Problem to solve> Go through the material below and copy each line where the word "estrellas" appears.

Extracted records>

▬▬▬▬▬▬

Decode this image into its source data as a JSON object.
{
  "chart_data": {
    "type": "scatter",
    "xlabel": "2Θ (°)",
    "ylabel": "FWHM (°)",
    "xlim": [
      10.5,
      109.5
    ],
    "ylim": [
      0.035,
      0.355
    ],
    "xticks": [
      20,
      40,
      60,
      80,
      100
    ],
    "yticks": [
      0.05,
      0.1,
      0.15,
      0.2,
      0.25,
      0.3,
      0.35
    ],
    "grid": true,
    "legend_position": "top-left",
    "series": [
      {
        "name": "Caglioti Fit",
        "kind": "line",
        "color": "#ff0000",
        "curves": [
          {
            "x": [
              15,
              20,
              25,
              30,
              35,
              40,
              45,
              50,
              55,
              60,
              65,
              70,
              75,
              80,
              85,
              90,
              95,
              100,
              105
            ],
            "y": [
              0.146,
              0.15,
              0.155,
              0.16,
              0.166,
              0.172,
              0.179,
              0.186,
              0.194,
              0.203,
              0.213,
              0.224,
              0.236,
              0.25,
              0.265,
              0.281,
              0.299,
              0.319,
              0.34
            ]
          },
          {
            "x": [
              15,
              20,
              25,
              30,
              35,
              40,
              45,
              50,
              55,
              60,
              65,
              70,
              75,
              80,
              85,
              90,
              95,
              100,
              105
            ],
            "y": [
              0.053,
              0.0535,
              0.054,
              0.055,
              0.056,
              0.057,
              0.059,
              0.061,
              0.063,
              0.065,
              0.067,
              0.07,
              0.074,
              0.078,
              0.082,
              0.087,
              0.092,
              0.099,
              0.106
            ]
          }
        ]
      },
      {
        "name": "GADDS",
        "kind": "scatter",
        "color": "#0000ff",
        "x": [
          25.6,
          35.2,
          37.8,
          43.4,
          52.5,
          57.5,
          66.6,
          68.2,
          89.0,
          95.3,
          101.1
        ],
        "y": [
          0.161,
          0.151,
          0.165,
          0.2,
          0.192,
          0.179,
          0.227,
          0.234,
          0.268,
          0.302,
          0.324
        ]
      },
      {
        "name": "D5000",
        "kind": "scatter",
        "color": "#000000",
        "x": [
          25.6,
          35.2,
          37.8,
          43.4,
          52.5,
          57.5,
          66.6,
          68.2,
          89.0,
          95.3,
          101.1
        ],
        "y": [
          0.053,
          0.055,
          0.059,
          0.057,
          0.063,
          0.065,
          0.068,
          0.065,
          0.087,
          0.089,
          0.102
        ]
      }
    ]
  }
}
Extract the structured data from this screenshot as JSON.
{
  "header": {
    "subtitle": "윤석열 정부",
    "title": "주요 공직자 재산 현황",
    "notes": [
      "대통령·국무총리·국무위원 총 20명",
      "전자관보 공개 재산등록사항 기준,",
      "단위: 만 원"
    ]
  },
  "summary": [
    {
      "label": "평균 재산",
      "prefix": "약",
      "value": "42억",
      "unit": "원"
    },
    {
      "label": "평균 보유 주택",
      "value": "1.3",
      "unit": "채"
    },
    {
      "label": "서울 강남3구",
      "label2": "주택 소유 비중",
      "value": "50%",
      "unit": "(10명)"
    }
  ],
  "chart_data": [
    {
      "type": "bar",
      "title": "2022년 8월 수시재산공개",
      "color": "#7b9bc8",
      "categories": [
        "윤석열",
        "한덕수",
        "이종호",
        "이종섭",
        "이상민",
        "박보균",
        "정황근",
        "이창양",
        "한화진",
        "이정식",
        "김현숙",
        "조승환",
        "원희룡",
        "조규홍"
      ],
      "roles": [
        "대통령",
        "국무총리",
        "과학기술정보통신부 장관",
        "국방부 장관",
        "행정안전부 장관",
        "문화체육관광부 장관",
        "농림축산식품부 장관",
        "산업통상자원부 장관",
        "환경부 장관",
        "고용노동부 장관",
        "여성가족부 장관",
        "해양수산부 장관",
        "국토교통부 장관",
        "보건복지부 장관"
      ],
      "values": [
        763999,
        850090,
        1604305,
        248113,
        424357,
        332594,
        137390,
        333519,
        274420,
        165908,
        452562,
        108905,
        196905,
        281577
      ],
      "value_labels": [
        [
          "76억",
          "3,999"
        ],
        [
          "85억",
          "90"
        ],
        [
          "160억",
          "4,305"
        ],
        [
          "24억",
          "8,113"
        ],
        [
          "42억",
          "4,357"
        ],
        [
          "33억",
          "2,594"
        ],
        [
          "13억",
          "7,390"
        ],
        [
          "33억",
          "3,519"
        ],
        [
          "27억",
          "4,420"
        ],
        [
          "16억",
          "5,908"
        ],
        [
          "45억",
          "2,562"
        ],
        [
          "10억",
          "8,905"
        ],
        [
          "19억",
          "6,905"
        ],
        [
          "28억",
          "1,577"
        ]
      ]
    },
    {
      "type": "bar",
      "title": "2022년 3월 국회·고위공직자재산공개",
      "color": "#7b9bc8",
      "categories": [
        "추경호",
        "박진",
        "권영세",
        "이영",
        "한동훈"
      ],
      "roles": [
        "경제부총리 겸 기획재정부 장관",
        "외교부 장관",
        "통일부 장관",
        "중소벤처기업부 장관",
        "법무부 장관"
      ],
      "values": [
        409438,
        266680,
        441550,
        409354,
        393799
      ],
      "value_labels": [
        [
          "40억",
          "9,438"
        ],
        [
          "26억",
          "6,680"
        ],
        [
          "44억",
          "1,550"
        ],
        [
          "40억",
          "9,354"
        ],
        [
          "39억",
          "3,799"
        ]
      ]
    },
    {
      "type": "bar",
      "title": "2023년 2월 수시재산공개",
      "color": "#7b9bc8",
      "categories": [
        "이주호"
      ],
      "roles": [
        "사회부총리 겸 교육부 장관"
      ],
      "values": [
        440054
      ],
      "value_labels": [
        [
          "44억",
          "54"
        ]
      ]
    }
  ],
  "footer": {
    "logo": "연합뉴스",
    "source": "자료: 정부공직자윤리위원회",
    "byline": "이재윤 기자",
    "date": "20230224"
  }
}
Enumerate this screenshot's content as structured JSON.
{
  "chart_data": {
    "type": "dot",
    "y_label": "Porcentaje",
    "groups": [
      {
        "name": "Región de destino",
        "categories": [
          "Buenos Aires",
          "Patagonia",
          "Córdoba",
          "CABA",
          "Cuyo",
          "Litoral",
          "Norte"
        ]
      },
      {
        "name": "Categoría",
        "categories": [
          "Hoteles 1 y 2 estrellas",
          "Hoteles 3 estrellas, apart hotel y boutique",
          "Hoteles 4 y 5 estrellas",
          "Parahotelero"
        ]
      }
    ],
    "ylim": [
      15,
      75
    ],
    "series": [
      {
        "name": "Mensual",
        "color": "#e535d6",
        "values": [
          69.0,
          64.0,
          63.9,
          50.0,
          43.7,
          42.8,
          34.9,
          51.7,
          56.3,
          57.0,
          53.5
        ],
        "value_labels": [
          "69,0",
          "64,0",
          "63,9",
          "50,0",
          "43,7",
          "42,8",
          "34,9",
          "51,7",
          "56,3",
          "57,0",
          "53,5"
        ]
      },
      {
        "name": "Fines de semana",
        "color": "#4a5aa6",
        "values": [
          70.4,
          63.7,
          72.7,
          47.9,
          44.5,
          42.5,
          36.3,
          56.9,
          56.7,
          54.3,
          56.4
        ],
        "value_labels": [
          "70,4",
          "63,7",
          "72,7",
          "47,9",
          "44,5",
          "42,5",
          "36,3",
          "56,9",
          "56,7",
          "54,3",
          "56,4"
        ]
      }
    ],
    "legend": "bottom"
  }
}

▬▬▬▬▬▬

Output>
          "Hoteles 1 y 2 estrellas",
          "Hoteles 3 estrellas, apart hotel y boutique",
          "Hoteles 4 y 5 estrellas",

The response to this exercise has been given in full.